▸ **TASK DETAILS**: Pictures excluded, retype the lines from the one containing "Output the text content of this document." through the last line of the data below, both included.

Dataset entries
-------------------------
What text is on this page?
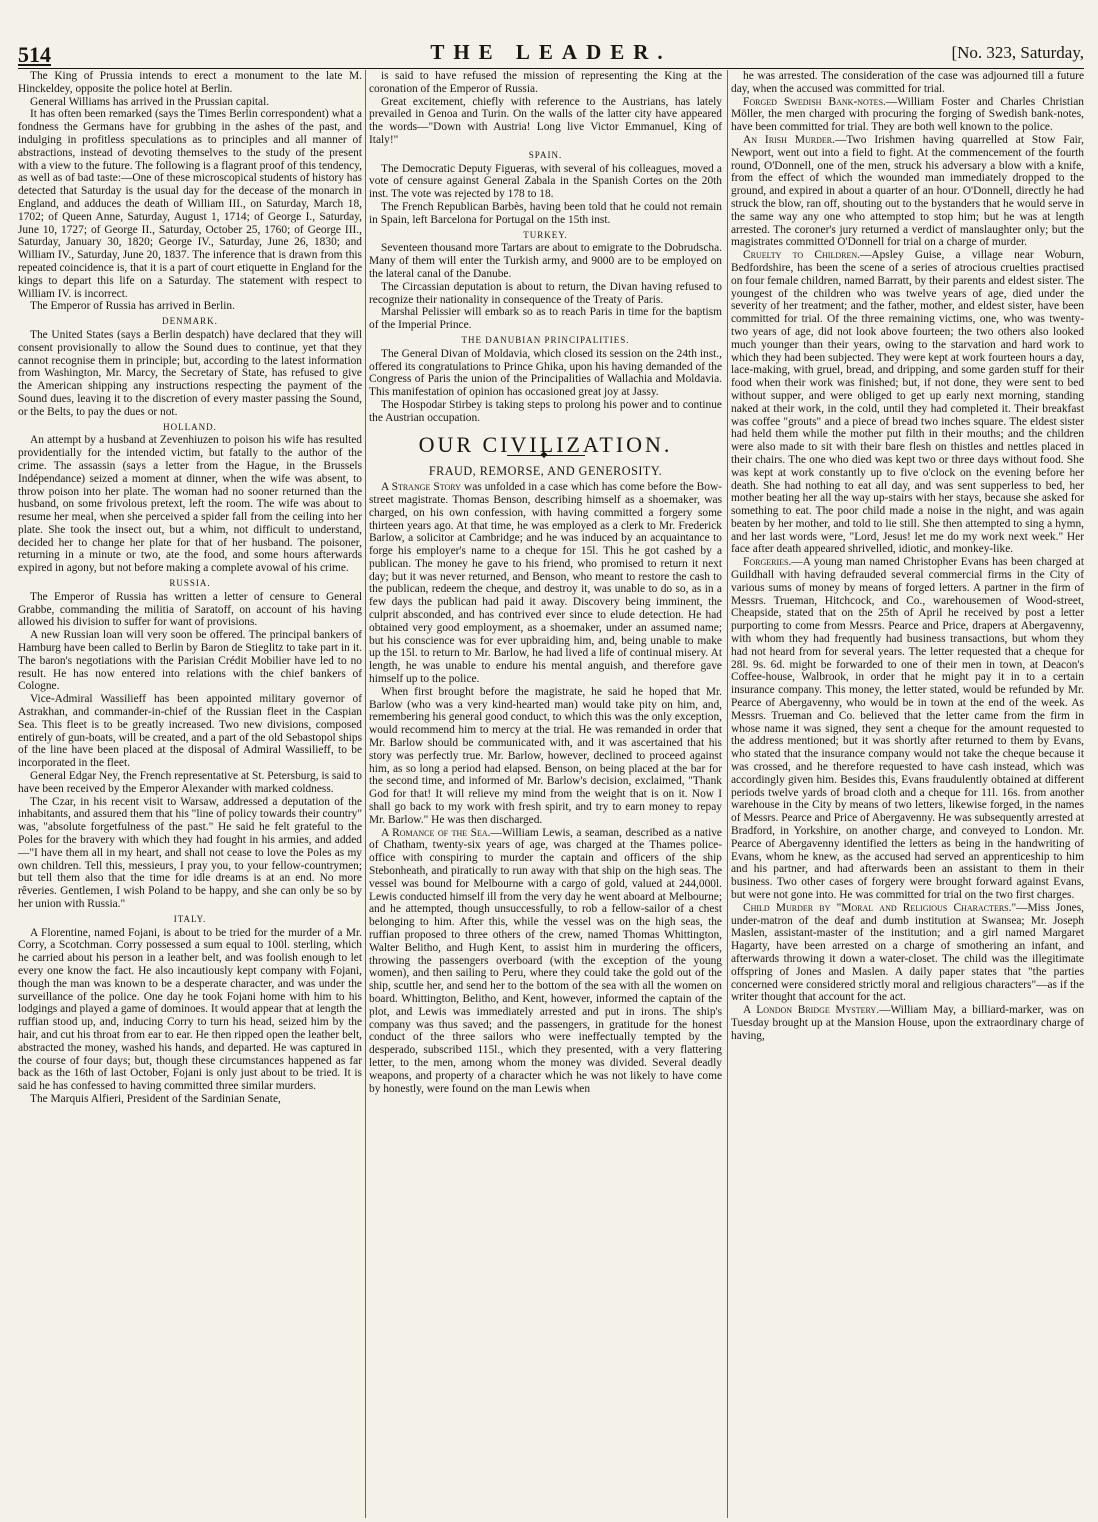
514	THE LEADER.	[No. 323, Saturday,

The King of Prussia intends to erect a monument to the late M. Hinckeldey, opposite the police hotel at Berlin.

General Williams has arrived in the Prussian capital.

It has often been remarked (says the Times Berlin correspondent) what a fondness the Germans have for grubbing in the ashes of the past, and indulging in profitless speculations as to principles and all manner of abstractions, instead of devoting themselves to the study of the present with a view to the future. The following is a flagrant proof of this tendency, as well as of bad taste:—One of these microscopical students of history has detected that Saturday is the usual day for the decease of the monarch in England, and adduces the death of William III., on Saturday, March 18, 1702; of Queen Anne, Saturday, August 1, 1714; of George I., Saturday, June 10, 1727; of George II., Saturday, October 25, 1760; of George III., Saturday, January 30, 1820; George IV., Saturday, June 26, 1830; and William IV., Saturday, June 20, 1837. The inference that is drawn from this repeated coincidence is, that it is a part of court etiquette in England for the kings to depart this life on a Saturday. The statement with respect to William IV. is incorrect.

The Emperor of Russia has arrived in Berlin.

DENMARK.

The United States (says a Berlin despatch) have declared that they will consent provisionally to allow the Sound dues to continue, yet that they cannot recognise them in principle; but, according to the latest information from Washington, Mr. Marcy, the Secretary of State, has refused to give the American shipping any instructions respecting the payment of the Sound dues, leaving it to the discretion of every master passing the Sound, or the Belts, to pay the dues or not.

HOLLAND.

An attempt by a husband at Zevenhiuzen to poison his wife has resulted providentially for the intended victim, but fatally to the author of the crime. The assassin (says a letter from the Hague, in the Brussels Indépendance) seized a moment at dinner, when the wife was absent, to throw poison into her plate. The woman had no sooner returned than the husband, on some frivolous pretext, left the room. The wife was about to resume her meal, when she perceived a spider fall from the ceiling into her plate. She took the insect out, but a whim, not difficult to understand, decided her to change her plate for that of her husband. The poisoner, returning in a minute or two, ate the food, and some hours afterwards expired in agony, but not before making a complete avowal of his crime.

RUSSIA.

The Emperor of Russia has written a letter of censure to General Grabbe, commanding the militia of Saratoff, on account of his having allowed his division to suffer for want of provisions.

A new Russian loan will very soon be offered. The principal bankers of Hamburg have been called to Berlin by Baron de Stieglitz to take part in it. The baron's negotiations with the Parisian Crédit Mobilier have led to no result. He has now entered into relations with the chief bankers of Cologne.

Vice-Admiral Wassilieff has been appointed military governor of Astrakhan, and commander-in-chief of the Russian fleet in the Caspian Sea. This fleet is to be greatly increased. Two new divisions, composed entirely of gun-boats, will be created, and a part of the old Sebastopol ships of the line have been placed at the disposal of Admiral Wassilieff, to be incorporated in the fleet.

General Edgar Ney, the French representative at St. Petersburg, is said to have been received by the Emperor Alexander with marked coldness.

The Czar, in his recent visit to Warsaw, addressed a deputation of the inhabitants, and assured them that his "line of policy towards their country" was, "absolute forgetfulness of the past." He said he felt grateful to the Poles for the bravery with which they had fought in his armies, and added—"I have them all in my heart, and shall not cease to love the Poles as my own children. Tell this, messieurs, I pray you, to your fellow-countrymen; but tell them also that the time for idle dreams is at an end. No more rêveries. Gentlemen, I wish Poland to be happy, and she can only be so by her union with Russia."

ITALY.

A Florentine, named Fojani, is about to be tried for the murder of a Mr. Corry, a Scotchman. Corry possessed a sum equal to 100l. sterling, which he carried about his person in a leather belt, and was foolish enough to let every one know the fact. He also incautiously kept company with Fojani, though the man was known to be a desperate character, and was under the surveillance of the police. One day he took Fojani home with him to his lodgings and played a game of dominoes. It would appear that at length the ruffian stood up, and, inducing Corry to turn his head, seized him by the hair, and cut his throat from ear to ear. He then ripped open the leather belt, abstracted the money, washed his hands, and departed. He was captured in the course of four days; but, though these circumstances happened as far back as the 16th of last October, Fojani is only just about to be tried. It is said he has confessed to having committed three similar murders.

The Marquis Alfieri, President of the Sardinian Senate,

is said to have refused the mission of representing the King at the coronation of the Emperor of Russia.

Great excitement, chiefly with reference to the Austrians, has lately prevailed in Genoa and Turin. On the walls of the latter city have appeared the words—"Down with Austria! Long live Victor Emmanuel, King of Italy!"

SPAIN.

The Democratic Deputy Figueras, with several of his colleagues, moved a vote of censure against General Zabala in the Spanish Cortes on the 20th inst. The vote was rejected by 178 to 18.

The French Republican Barbès, having been told that he could not remain in Spain, left Barcelona for Portugal on the 15th inst.

TURKEY.

Seventeen thousand more Tartars are about to emigrate to the Dobrudscha. Many of them will enter the Turkish army, and 9000 are to be employed on the lateral canal of the Danube.

The Circassian deputation is about to return, the Divan having refused to recognize their nationality in consequence of the Treaty of Paris.

Marshal Pelissier will embark so as to reach Paris in time for the baptism of the Imperial Prince.

THE DANUBIAN PRINCIPALITIES.

The General Divan of Moldavia, which closed its session on the 24th inst., offered its congratulations to Prince Ghika, upon his having demanded of the Congress of Paris the union of the Principalities of Wallachia and Moldavia. This manifestation of opinion has occasioned great joy at Jassy.

The Hospodar Stirbey is taking steps to prolong his power and to continue the Austrian occupation.

OUR CIVILIZATION.
◆
FRAUD, REMORSE, AND GENEROSITY.

A Strange Story was unfolded in a case which has come before the Bow-street magistrate. Thomas Benson, describing himself as a shoemaker, was charged, on his own confession, with having committed a forgery some thirteen years ago. At that time, he was employed as a clerk to Mr. Frederick Barlow, a solicitor at Cambridge; and he was induced by an acquaintance to forge his employer's name to a cheque for 15l. This he got cashed by a publican. The money he gave to his friend, who promised to return it next day; but it was never returned, and Benson, who meant to restore the cash to the publican, redeem the cheque, and destroy it, was unable to do so, as in a few days the publican had paid it away. Discovery being imminent, the culprit absconded, and has contrived ever since to elude detection. He had obtained very good employment, as a shoemaker, under an assumed name; but his conscience was for ever upbraiding him, and, being unable to make up the 15l. to return to Mr. Barlow, he had lived a life of continual misery. At length, he was unable to endure his mental anguish, and therefore gave himself up to the police.

When first brought before the magistrate, he said he hoped that Mr. Barlow (who was a very kind-hearted man) would take pity on him, and, remembering his general good conduct, to which this was the only exception, would recommend him to mercy at the trial. He was remanded in order that Mr. Barlow should be communicated with, and it was ascertained that his story was perfectly true. Mr. Barlow, however, declined to proceed against him, as so long a period had elapsed. Benson, on being placed at the bar for the second time, and informed of Mr. Barlow's decision, exclaimed, "Thank God for that! It will relieve my mind from the weight that is on it. Now I shall go back to my work with fresh spirit, and try to earn money to repay Mr. Barlow." He was then discharged.

A Romance of the Sea.—William Lewis, a seaman, described as a native of Chatham, twenty-six years of age, was charged at the Thames police-office with conspiring to murder the captain and officers of the ship Stebonheath, and piratically to run away with that ship on the high seas. The vessel was bound for Melbourne with a cargo of gold, valued at 244,000l. Lewis conducted himself ill from the very day he went aboard at Melbourne; and he attempted, though unsuccessfully, to rob a fellow-sailor of a chest belonging to him. After this, while the vessel was on the high seas, the ruffian proposed to three others of the crew, named Thomas Whittington, Walter Belitho, and Hugh Kent, to assist him in murdering the officers, throwing the passengers overboard (with the exception of the young women), and then sailing to Peru, where they could take the gold out of the ship, scuttle her, and send her to the bottom of the sea with all the women on board. Whittington, Belitho, and Kent, however, informed the captain of the plot, and Lewis was immediately arrested and put in irons. The ship's company was thus saved; and the passengers, in gratitude for the honest conduct of the three sailors who were ineffectually tempted by the desperado, subscribed 115l., which they presented, with a very flattering letter, to the men, among whom the money was divided. Several deadly weapons, and property of a character which he was not likely to have come by honestly, were found on the man Lewis when

he was arrested. The consideration of the case was adjourned till a future day, when the accused was committed for trial.

Forged Swedish Bank-notes.—William Foster and Charles Christian Möller, the men charged with procuring the forging of Swedish bank-notes, have been committed for trial. They are both well known to the police.

An Irish Murder.—Two Irishmen having quarrelled at Stow Fair, Newport, went out into a field to fight. At the commencement of the fourth round, O'Donnell, one of the men, struck his adversary a blow with a knife, from the effect of which the wounded man immediately dropped to the ground, and expired in about a quarter of an hour. O'Donnell, directly he had struck the blow, ran off, shouting out to the bystanders that he would serve in the same way any one who attempted to stop him; but he was at length arrested. The coroner's jury returned a verdict of manslaughter only; but the magistrates committed O'Donnell for trial on a charge of murder.

Cruelty to Children.—Apsley Guise, a village near Woburn, Bedfordshire, has been the scene of a series of atrocious cruelties practised on four female children, named Barratt, by their parents and eldest sister. The youngest of the children who was twelve years of age, died under the severity of her treatment; and the father, mother, and eldest sister, have been committed for trial. Of the three remaining victims, one, who was twenty-two years of age, did not look above fourteen; the two others also looked much younger than their years, owing to the starvation and hard work to which they had been subjected. They were kept at work fourteen hours a day, lace-making, with gruel, bread, and dripping, and some garden stuff for their food when their work was finished; but, if not done, they were sent to bed without supper, and were obliged to get up early next morning, standing naked at their work, in the cold, until they had completed it. Their breakfast was coffee "grouts" and a piece of bread two inches square. The eldest sister had held them while the mother put filth in their mouths; and the children were also made to sit with their bare flesh on thistles and nettles placed in their chairs. The one who died was kept two or three days without food. She was kept at work constantly up to five o'clock on the evening before her death. She had nothing to eat all day, and was sent supperless to bed, her mother beating her all the way up-stairs with her stays, because she asked for something to eat. The poor child made a noise in the night, and was again beaten by her mother, and told to lie still. She then attempted to sing a hymn, and her last words were, "Lord, Jesus! let me do my work next week." Her face after death appeared shrivelled, idiotic, and monkey-like.

Forgeries.—A young man named Christopher Evans has been charged at Guildhall with having defrauded several commercial firms in the City of various sums of money by means of forged letters. A partner in the firm of Messrs. Trueman, Hitchcock, and Co., warehousemen of Wood-street, Cheapside, stated that on the 25th of April he received by post a letter purporting to come from Messrs. Pearce and Price, drapers at Abergavenny, with whom they had frequently had business transactions, but whom they had not heard from for several years. The letter requested that a cheque for 28l. 9s. 6d. might be forwarded to one of their men in town, at Deacon's Coffee-house, Walbrook, in order that he might pay it in to a certain insurance company. This money, the letter stated, would be refunded by Mr. Pearce of Abergavenny, who would be in town at the end of the week. As Messrs. Trueman and Co. believed that the letter came from the firm in whose name it was signed, they sent a cheque for the amount requested to the address mentioned; but it was shortly after returned to them by Evans, who stated that the insurance company would not take the cheque because it was crossed, and he therefore requested to have cash instead, which was accordingly given him. Besides this, Evans fraudulently obtained at different periods twelve yards of broad cloth and a cheque for 11l. 16s. from another warehouse in the City by means of two letters, likewise forged, in the names of Messrs. Pearce and Price of Abergavenny. He was subsequently arrested at Bradford, in Yorkshire, on another charge, and conveyed to London. Mr. Pearce of Abergavenny identified the letters as being in the handwriting of Evans, whom he knew, as the accused had served an apprenticeship to him and his partner, and had afterwards been an assistant to them in their business. Two other cases of forgery were brought forward against Evans, but were not gone into. He was committed for trial on the two first charges.

Child Murder by "Moral and Religious Characters."—Miss Jones, under-matron of the deaf and dumb institution at Swansea; Mr. Joseph Maslen, assistant-master of the institution; and a girl named Margaret Hagarty, have been arrested on a charge of smothering an infant, and afterwards throwing it down a water-closet. The child was the illegitimate offspring of Jones and Maslen. A daily paper states that "the parties concerned were considered strictly moral and religious characters"—as if the writer thought that account for the act.

A London Bridge Mystery.—William May, a billiard-marker, was on Tuesday brought up at the Mansion House, upon the extraordinary charge of having,
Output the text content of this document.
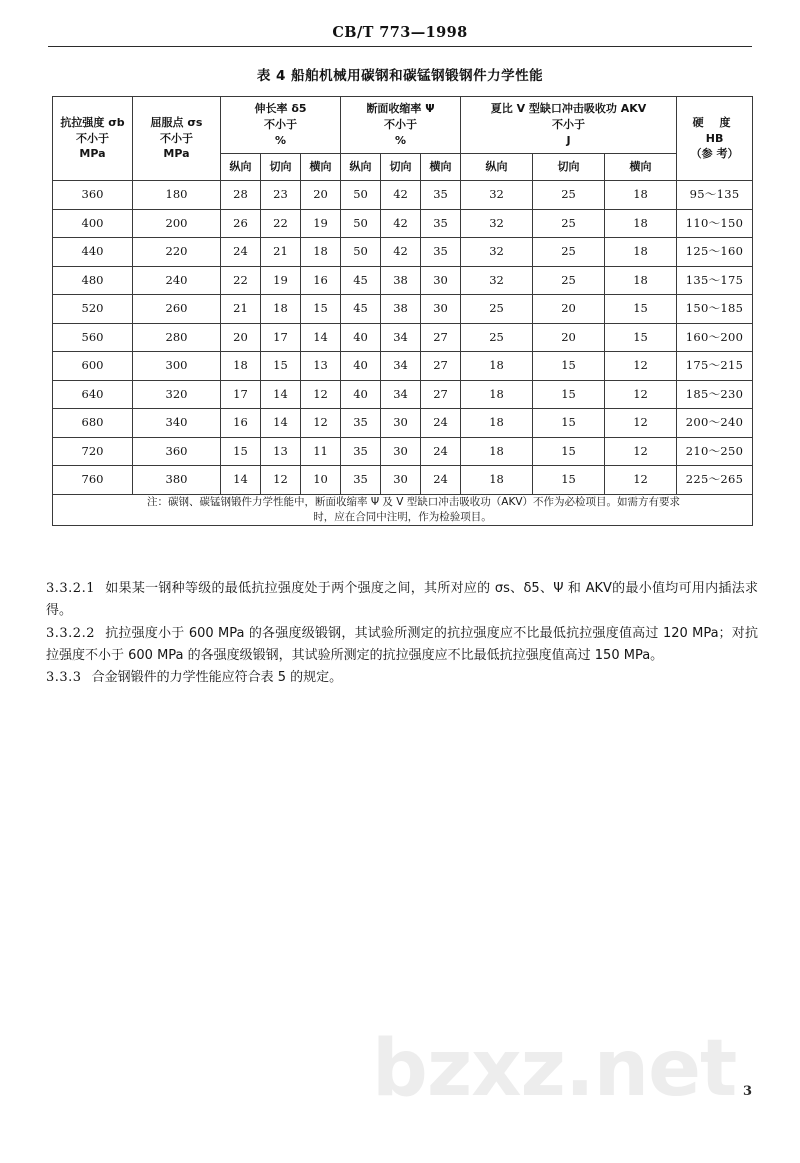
CB/T 773—1998
表 4 船舶机械用碳钢和碳锰钢锻钢件力学性能
抗拉强度 σb
不小于
MPa	屈服点 σs
不小于
MPa	伸长率 δ5
不小于
%			断面收缩率 Ψ
不小于
%			夏比 V 型缺口冲击吸收功 AKV
不小于
J			硬 度
HB
（参 考）

		纵向	切向	横向	纵向	切向	横向	纵向	切向	横向	
360	180	28	23	20	50	42	35	32	25	18	95～135
400	200	26	22	19	50	42	35	32	25	18	110～150
440	220	24	21	18	50	42	35	32	25	18	125～160
480	240	22	19	16	45	38	30	32	25	18	135～175
520	260	21	18	15	45	38	30	25	20	15	150～185
560	280	20	17	14	40	34	27	25	20	15	160～200
600	300	18	15	13	40	34	27	18	15	12	175～215
640	320	17	14	12	40	34	27	18	15	12	185～230
680	340	16	14	12	35	30	24	18	15	12	200～240
720	360	15	13	11	35	30	24	18	15	12	210～250
760	380	14	12	10	35	30	24	18	15	12	225～265

注：碳钢、碳锰钢锻件力学性能中，断面收缩率 Ψ 及 V 型缺口冲击吸收功（AKV）不作为必检项目。如需方有要求

时，应在合同中注明，作为检验项目。											

3.3.2.1 如果某一钢种等级的最低抗拉强度处于两个强度之间，其所对应的 σs、δ5、Ψ 和 AKV的最小值均可用内插法求得。

3.3.2.2 抗拉强度小于 600 MPa 的各强度级锻钢，其试验所测定的抗拉强度应不比最低抗拉强度值高过 120 MPa；对抗拉强度不小于 600 MPa 的各强度级锻钢，其试验所测定的抗拉强度应不比最低抗拉强度值高过 150 MPa。

3.3.3 合金钢锻件的力学性能应符合表 5 的规定。

bzxz.net 3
-------------------------
▸ **OUTPUT FOR THIS TASK**:
Output the text content of this document.
CB/T 773—1998
表 4 船舶机械用碳钢和碳锰钢锻钢件力学性能
抗拉强度 σb
不小于
MPa	屈服点 σs
不小于
MPa	伸长率 δ5
不小于
%			断面收缩率 Ψ
不小于
%			夏比 V 型缺口冲击吸收功 AKV
不小于
J			硬 度
HB
（参 考）

		纵向	切向	横向	纵向	切向	横向	纵向	切向	横向	
360	180	28	23	20	50	42	35	32	25	18	95～135
400	200	26	22	19	50	42	35	32	25	18	110～150
440	220	24	21	18	50	42	35	32	25	18	125～160
480	240	22	19	16	45	38	30	32	25	18	135～175
520	260	21	18	15	45	38	30	25	20	15	150～185
560	280	20	17	14	40	34	27	25	20	15	160～200
600	300	18	15	13	40	34	27	18	15	12	175～215
640	320	17	14	12	40	34	27	18	15	12	185～230
680	340	16	14	12	35	30	24	18	15	12	200～240
720	360	15	13	11	35	30	24	18	15	12	210～250
760	380	14	12	10	35	30	24	18	15	12	225～265

注：碳钢、碳锰钢锻件力学性能中，断面收缩率 Ψ 及 V 型缺口冲击吸收功（AKV）不作为必检项目。如需方有要求

时，应在合同中注明，作为检验项目。											

3.3.2.1 如果某一钢种等级的最低抗拉强度处于两个强度之间，其所对应的 σs、δ5、Ψ 和 AKV的最小值均可用内插法求得。

3.3.2.2 抗拉强度小于 600 MPa 的各强度级锻钢，其试验所测定的抗拉强度应不比最低抗拉强度值高过 120 MPa；对抗拉强度不小于 600 MPa 的各强度级锻钢，其试验所测定的抗拉强度应不比最低抗拉强度值高过 150 MPa。

3.3.3 合金钢锻件的力学性能应符合表 5 的规定。

bzxz.net 3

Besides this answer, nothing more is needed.